• [Exercise goal] Print, exactly and completely, every entry in the data.
Start Given records
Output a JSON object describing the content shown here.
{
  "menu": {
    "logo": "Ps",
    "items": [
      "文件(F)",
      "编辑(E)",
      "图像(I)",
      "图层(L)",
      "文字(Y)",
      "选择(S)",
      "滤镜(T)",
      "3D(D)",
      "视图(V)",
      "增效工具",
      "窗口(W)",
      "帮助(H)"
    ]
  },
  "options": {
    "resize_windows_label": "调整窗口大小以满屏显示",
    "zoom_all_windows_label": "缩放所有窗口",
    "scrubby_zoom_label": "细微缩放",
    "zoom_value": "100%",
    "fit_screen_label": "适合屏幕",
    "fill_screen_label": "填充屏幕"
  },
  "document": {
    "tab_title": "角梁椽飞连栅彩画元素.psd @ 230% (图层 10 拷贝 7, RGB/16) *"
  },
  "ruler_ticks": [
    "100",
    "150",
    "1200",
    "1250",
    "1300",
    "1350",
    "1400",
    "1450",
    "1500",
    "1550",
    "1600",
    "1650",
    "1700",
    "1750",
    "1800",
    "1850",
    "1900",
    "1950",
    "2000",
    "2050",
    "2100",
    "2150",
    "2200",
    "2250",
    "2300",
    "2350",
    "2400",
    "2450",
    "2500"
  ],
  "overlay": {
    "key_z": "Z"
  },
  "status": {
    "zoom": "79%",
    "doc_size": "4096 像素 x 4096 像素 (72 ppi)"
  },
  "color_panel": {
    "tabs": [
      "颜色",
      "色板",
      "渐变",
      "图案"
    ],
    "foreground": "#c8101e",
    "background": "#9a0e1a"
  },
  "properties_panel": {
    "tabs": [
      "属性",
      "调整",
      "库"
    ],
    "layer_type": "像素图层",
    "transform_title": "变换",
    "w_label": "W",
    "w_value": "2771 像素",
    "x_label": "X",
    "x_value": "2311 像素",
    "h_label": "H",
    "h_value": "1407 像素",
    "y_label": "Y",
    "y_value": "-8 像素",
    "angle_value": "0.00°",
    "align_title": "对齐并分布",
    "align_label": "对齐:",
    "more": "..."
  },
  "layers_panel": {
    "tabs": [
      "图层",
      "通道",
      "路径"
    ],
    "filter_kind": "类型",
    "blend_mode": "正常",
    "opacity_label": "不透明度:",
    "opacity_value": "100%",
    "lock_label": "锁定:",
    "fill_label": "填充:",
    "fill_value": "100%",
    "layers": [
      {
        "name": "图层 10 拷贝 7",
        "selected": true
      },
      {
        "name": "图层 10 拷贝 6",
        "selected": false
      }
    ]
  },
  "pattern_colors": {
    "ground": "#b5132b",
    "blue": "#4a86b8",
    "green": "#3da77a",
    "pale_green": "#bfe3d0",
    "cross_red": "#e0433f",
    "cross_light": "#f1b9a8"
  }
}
End Given records
• [Correct response]
Output a JSON object describing the content shown here.
{
  "menu": {
    "logo": "Ps",
    "items": [
      "文件(F)",
      "编辑(E)",
      "图像(I)",
      "图层(L)",
      "文字(Y)",
      "选择(S)",
      "滤镜(T)",
      "3D(D)",
      "视图(V)",
      "增效工具",
      "窗口(W)",
      "帮助(H)"
    ]
  },
  "options": {
    "resize_windows_label": "调整窗口大小以满屏显示",
    "zoom_all_windows_label": "缩放所有窗口",
    "scrubby_zoom_label": "细微缩放",
    "zoom_value": "100%",
    "fit_screen_label": "适合屏幕",
    "fill_screen_label": "填充屏幕"
  },
  "document": {
    "tab_title": "角梁椽飞连栅彩画元素.psd @ 230% (图层 10 拷贝 7, RGB/16) *"
  },
  "ruler_ticks": [
    "100",
    "150",
    "1200",
    "1250",
    "1300",
    "1350",
    "1400",
    "1450",
    "1500",
    "1550",
    "1600",
    "1650",
    "1700",
    "1750",
    "1800",
    "1850",
    "1900",
    "1950",
    "2000",
    "2050",
    "2100",
    "2150",
    "2200",
    "2250",
    "2300",
    "2350",
    "2400",
    "2450",
    "2500"
  ],
  "overlay": {
    "key_z": "Z"
  },
  "status": {
    "zoom": "79%",
    "doc_size": "4096 像素 x 4096 像素 (72 ppi)"
  },
  "color_panel": {
    "tabs": [
      "颜色",
      "色板",
      "渐变",
      "图案"
    ],
    "foreground": "#c8101e",
    "background": "#9a0e1a"
  },
  "properties_panel": {
    "tabs": [
      "属性",
      "调整",
      "库"
    ],
    "layer_type": "像素图层",
    "transform_title": "变换",
    "w_label": "W",
    "w_value": "2771 像素",
    "x_label": "X",
    "x_value": "2311 像素",
    "h_label": "H",
    "h_value": "1407 像素",
    "y_label": "Y",
    "y_value": "-8 像素",
    "angle_value": "0.00°",
    "align_title": "对齐并分布",
    "align_label": "对齐:",
    "more": "..."
  },
  "layers_panel": {
    "tabs": [
      "图层",
      "通道",
      "路径"
    ],
    "filter_kind": "类型",
    "blend_mode": "正常",
    "opacity_label": "不透明度:",
    "opacity_value": "100%",
    "lock_label": "锁定:",
    "fill_label": "填充:",
    "fill_value": "100%",
    "layers": [
      {
        "name": "图层 10 拷贝 7",
        "selected": true
      },
      {
        "name": "图层 10 拷贝 6",
        "selected": false
      }
    ]
  },
  "pattern_colors": {
    "ground": "#b5132b",
    "blue": "#4a86b8",
    "green": "#3da77a",
    "pale_green": "#bfe3d0",
    "cross_red": "#e0433f",
    "cross_light": "#f1b9a8"
  }
}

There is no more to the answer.